-- TAREFA A --
Substitua "vocab-ipa" por "vocab-fonetica" nas entradas, começando no início delas e terminando na linha que contém "vocab-entry xyxy=(102,319,304,331)", inclusive. Reescreva só esse trecho e deixe todo o resto igual.

-- TEXTO FORNECIDO --
▬▬▬
Hoje existem, no Brasil, 1.481 empresas ativas identificadas nesse segmento. Há estimativa de que o número de fintechs informais no país chegue a quase o triplo. Essas empresas atuam com as mais diversas nomenclaturas: neobancos, bancos digitais, startups financeiras, bancos online, plataformas financeiras, instituições de pagamentos, entre outras. Apesar da pressão dos grandes bancos varejistas, o mercado de fintechs evoluiu exponencialmente, tanto de forma benéfica quanto negativa. O BC nada sem saber dar braçadas em um oceano de instituições que fogem ao seu controle e começam, além do risco de conformidade financeira, a ter forte impacto social. O mercado das fintechs cresce com velocidade junto às classes C, D e E, segmentos de baixa renda, com predominância para os dois últimos.

Uma pesquisa realizada pelo Instituto Locomotiva revela que um em cada três brasileiros com mais de 16 anos não possui conta bancária. São 45 milhões de pessoas, um universo composto, principalmente, por mulheres (59%) e negros (69%), dos quais 39% vivem no Nordeste do país. É nesse grupo social que os “vagalumes” ora iluminam, ora escurecem, a vida de pessoas com menos condições de avaliação da garantia e segurança das operações. Estas enxergam o menor custo do empréstimo e de tarifas e a possibilidade de dar como contrapartida o pagamento com bens variados – carros e até móveis e eletrodomésticos – e antecipação salarial.

O BC navega em águas que vão dos aspectos criminais (lavagem de dinheiro e financiamento ao tráfico e ao terrorismo) até os sociológicos, ou seja, a ampliação das Igrejas e templos nesse mercado por meio de fiéis (laranjas), fidelizados devido ao apelo religioso. A Febraban tem se preocupado extremamente com o assunto. Não é por outro motivo que promove nos dias 15 e 16 de outubro o 4° Congresso de Prevenção à Lavagem de Dinheiro e ao Financiamento ao Terrorismo (PLDFT).  Com relação à interseção com a religiosidade, o BC não teria grande dificuldade de identificar partes dos operadores formais e informais das Igrejas. Basta ver a propaganda feita pelo portal evangélico “Guia-me”, voltado à divulgação dos diversos projetos sociais em diferentes modelos, que são “financiados por doações de fiéis e repassados para os seus missionários, o que gera um volume ainda imensurável de transações diretas e indiretas”. Aí tem, é claro. Mas o assunto é delicadíssimo.

As fintechs oferecem quase todos os serviços bancários – cartões de crédito, contas digitais, empréstimos, crédito consignado etc. Em pouco tempo, sem um marco regulatório capaz de fiscalizar a participação dessas empresas em outros produtos financeiros, elas estarão presentes em diversos outros setores contíguos. Um exemplo é a perspectiva iminente – conforme o RR antecipou – do ingresso no Brasil da chinesa Ant Financial, braço de pagamentos do Alibaba e considerada a maior “fintech” do mundo. A Ant promete alternativas aos planos de saúde por intermédio de consórcios.
▬▬▬
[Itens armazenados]
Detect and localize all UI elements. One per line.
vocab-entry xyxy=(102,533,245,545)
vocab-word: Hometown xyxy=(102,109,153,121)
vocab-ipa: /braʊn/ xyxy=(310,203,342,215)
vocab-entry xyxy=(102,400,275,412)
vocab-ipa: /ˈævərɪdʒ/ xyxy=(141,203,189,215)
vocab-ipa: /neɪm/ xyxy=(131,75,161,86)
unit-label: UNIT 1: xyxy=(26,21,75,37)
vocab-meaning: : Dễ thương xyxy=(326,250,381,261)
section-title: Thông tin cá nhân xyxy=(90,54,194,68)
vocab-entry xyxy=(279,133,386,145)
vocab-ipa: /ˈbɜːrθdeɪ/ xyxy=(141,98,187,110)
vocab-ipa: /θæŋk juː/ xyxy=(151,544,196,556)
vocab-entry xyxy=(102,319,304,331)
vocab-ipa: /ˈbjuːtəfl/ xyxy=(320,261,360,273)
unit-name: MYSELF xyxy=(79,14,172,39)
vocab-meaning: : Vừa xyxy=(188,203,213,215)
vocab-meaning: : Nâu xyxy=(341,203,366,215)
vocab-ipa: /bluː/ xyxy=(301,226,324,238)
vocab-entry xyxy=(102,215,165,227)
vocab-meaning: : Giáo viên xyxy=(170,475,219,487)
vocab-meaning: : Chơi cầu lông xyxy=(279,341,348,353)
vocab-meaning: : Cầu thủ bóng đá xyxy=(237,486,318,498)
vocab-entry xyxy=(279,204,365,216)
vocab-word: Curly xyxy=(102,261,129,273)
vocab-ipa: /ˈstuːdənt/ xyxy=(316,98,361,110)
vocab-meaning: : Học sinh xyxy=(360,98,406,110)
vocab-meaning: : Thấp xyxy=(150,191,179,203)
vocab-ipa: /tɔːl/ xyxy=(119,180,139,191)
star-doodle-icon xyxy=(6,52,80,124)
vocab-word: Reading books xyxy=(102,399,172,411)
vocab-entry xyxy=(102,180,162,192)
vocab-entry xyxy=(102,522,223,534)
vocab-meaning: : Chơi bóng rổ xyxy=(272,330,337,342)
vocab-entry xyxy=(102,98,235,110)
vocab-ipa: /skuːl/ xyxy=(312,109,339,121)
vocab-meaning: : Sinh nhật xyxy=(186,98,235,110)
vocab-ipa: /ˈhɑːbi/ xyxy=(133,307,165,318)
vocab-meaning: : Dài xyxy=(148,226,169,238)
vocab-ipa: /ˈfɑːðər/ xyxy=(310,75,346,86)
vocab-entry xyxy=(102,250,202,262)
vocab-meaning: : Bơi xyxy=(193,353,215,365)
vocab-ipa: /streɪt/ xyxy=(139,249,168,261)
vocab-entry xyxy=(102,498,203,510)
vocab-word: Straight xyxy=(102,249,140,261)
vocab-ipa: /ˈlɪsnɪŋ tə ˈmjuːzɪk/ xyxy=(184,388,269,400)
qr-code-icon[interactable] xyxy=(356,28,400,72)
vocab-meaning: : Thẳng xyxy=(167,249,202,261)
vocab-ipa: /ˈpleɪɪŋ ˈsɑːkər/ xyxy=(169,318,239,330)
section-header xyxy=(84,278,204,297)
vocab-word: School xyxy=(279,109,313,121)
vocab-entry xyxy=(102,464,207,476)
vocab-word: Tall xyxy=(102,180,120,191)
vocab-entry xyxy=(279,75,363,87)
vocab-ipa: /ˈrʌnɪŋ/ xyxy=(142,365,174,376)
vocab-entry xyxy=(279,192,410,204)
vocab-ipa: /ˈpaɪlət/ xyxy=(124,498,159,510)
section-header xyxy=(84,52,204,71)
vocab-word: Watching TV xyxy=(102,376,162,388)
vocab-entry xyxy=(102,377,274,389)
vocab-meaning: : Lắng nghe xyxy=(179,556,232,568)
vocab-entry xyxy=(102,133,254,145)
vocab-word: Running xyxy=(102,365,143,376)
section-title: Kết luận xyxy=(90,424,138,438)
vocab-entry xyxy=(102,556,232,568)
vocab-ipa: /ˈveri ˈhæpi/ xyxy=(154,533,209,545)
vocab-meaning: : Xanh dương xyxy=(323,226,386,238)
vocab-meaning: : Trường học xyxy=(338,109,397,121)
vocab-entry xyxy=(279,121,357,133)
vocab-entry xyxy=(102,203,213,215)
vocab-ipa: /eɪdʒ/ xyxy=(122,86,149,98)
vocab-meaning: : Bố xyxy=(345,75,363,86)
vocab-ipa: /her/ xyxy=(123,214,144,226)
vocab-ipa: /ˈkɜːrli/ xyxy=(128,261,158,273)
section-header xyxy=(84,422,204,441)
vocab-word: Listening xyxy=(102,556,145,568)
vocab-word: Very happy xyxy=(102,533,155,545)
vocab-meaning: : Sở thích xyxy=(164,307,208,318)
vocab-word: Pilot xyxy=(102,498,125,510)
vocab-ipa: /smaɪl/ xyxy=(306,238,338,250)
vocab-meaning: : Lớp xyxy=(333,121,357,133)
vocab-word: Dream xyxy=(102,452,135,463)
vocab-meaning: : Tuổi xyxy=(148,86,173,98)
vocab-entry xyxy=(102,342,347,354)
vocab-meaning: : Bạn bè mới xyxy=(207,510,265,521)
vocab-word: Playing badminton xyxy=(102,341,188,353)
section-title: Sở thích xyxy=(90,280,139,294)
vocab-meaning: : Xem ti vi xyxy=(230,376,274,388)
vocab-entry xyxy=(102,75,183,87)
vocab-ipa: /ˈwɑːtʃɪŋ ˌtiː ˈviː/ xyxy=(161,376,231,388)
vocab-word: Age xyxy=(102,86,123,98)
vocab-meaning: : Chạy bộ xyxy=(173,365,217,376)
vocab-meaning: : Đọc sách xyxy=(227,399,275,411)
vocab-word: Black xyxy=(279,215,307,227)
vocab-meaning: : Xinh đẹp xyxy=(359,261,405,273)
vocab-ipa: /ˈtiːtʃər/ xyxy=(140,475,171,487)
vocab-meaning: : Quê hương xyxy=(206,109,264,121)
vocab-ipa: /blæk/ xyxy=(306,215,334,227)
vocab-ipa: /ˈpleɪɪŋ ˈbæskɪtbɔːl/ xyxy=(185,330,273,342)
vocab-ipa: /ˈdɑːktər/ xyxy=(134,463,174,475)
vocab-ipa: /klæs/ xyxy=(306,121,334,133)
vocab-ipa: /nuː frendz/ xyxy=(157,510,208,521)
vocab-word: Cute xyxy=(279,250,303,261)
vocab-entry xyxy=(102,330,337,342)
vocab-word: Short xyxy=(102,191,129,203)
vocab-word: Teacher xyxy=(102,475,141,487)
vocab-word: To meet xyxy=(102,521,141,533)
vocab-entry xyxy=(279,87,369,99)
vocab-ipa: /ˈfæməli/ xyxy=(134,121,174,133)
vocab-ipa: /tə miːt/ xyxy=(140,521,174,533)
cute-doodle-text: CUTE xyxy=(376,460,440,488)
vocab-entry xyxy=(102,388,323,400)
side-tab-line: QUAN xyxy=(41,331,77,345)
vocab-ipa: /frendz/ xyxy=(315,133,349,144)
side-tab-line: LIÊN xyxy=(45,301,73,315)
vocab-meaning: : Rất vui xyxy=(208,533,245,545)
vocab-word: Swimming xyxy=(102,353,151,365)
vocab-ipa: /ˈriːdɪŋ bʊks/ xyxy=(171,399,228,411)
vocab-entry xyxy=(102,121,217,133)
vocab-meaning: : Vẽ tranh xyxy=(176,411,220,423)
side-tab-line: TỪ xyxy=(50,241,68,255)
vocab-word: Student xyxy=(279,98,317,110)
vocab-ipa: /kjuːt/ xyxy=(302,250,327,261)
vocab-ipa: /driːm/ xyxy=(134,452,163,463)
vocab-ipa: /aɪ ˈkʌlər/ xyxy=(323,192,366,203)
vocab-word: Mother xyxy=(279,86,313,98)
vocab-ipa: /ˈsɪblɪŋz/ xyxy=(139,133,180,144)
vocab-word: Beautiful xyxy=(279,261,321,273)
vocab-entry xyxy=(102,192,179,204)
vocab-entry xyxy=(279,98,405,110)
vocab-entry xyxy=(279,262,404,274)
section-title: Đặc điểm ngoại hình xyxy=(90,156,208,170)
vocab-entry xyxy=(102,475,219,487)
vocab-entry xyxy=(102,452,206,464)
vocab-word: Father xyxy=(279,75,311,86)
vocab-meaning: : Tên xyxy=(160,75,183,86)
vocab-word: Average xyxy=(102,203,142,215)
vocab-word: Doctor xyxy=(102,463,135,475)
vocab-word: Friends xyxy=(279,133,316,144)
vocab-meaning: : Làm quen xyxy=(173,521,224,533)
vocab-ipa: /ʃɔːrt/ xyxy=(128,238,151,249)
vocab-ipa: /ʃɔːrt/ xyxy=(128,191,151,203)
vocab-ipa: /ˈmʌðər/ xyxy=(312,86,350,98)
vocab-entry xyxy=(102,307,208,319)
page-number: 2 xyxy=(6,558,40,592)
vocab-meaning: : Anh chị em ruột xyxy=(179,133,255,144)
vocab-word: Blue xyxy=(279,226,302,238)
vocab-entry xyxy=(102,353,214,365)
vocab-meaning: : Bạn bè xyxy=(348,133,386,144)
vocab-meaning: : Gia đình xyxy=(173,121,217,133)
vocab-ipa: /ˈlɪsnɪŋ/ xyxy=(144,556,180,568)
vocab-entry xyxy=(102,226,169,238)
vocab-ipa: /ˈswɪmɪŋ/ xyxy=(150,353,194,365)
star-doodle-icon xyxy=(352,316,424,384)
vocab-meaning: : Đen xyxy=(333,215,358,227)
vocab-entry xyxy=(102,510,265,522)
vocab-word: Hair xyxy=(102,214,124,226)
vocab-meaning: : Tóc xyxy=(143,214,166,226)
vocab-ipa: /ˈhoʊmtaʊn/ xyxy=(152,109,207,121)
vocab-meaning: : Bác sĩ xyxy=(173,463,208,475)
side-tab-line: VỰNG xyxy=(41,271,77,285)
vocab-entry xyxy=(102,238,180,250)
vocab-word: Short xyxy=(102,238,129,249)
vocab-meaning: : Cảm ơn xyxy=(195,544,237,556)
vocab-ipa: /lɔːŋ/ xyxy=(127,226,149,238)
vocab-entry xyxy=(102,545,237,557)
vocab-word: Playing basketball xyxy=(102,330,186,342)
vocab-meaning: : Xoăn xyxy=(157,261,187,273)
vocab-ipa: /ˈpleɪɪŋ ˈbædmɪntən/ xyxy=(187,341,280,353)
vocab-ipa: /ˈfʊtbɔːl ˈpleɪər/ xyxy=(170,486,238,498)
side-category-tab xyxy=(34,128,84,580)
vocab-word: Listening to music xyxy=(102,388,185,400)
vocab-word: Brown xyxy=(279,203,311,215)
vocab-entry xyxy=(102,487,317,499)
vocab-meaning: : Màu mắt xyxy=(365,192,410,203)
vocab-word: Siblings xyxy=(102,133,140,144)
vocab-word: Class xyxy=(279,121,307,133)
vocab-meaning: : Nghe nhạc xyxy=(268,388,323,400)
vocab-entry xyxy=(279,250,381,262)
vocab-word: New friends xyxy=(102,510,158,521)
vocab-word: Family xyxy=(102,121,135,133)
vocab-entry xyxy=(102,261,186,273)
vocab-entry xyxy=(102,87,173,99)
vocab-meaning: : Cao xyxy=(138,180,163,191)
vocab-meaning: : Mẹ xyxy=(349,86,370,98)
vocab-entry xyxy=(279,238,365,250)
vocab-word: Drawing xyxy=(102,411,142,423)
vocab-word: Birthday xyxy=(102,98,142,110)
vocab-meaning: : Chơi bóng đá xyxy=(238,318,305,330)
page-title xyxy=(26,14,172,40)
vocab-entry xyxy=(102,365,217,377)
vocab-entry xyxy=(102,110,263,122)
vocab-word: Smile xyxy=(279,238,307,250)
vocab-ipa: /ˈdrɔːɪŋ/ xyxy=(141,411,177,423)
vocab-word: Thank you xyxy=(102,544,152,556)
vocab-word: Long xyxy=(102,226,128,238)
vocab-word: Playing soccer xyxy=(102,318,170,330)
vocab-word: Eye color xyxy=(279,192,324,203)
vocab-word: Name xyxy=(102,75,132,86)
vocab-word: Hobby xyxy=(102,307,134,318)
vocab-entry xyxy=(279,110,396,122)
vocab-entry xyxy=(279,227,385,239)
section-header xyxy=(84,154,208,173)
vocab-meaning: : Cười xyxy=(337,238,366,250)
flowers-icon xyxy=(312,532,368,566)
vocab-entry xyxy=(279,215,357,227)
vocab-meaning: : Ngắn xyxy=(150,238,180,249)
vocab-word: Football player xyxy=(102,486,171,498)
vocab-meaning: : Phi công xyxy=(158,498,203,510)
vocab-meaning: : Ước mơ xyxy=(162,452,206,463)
▬▬▬
-- TAREFA B --
Reproduza fielmente o trecho do texto sobre as fintechs que começa em "Hoje existem, no" e termina em "os dois últimos.".

-- RESPOSTA ESPERADA A --
Detect and localize all UI elements. One per line.
vocab-entry xyxy=(102,533,245,545)
vocab-word: Hometown xyxy=(102,109,153,121)
vocab-fonetica: /braʊn/ xyxy=(310,203,342,215)
vocab-entry xyxy=(102,400,275,412)
vocab-fonetica: /ˈævərɪdʒ/ xyxy=(141,203,189,215)
vocab-fonetica: /neɪm/ xyxy=(131,75,161,86)
unit-label: UNIT 1: xyxy=(26,21,75,37)
vocab-meaning: : Dễ thương xyxy=(326,250,381,261)
section-title: Thông tin cá nhân xyxy=(90,54,194,68)
vocab-entry xyxy=(279,133,386,145)
vocab-fonetica: /ˈbɜːrθdeɪ/ xyxy=(141,98,187,110)
vocab-fonetica: /θæŋk juː/ xyxy=(151,544,196,556)
vocab-entry xyxy=(102,319,304,331)

-- RESPOSTA ESPERADA B --
Hoje existem, no Brasil, 1.481 empresas ativas identificadas nesse segmento. Há estimativa de que o número de fintechs informais no país chegue a quase o triplo. Essas empresas atuam com as mais diversas nomenclaturas: neobancos, bancos digitais, startups financeiras, bancos online, plataformas financeiras, instituições de pagamentos, entre outras. Apesar da pressão dos grandes bancos varejistas, o mercado de fintechs evoluiu exponencialmente, tanto de forma benéfica quanto negativa. O BC nada sem saber dar braçadas em um oceano de instituições que fogem ao seu controle e começam, além do risco de conformidade financeira, a ter forte impacto social. O mercado das fintechs cresce com velocidade junto às classes C, D e E, segmentos de baixa renda, com predominância para os dois últimos.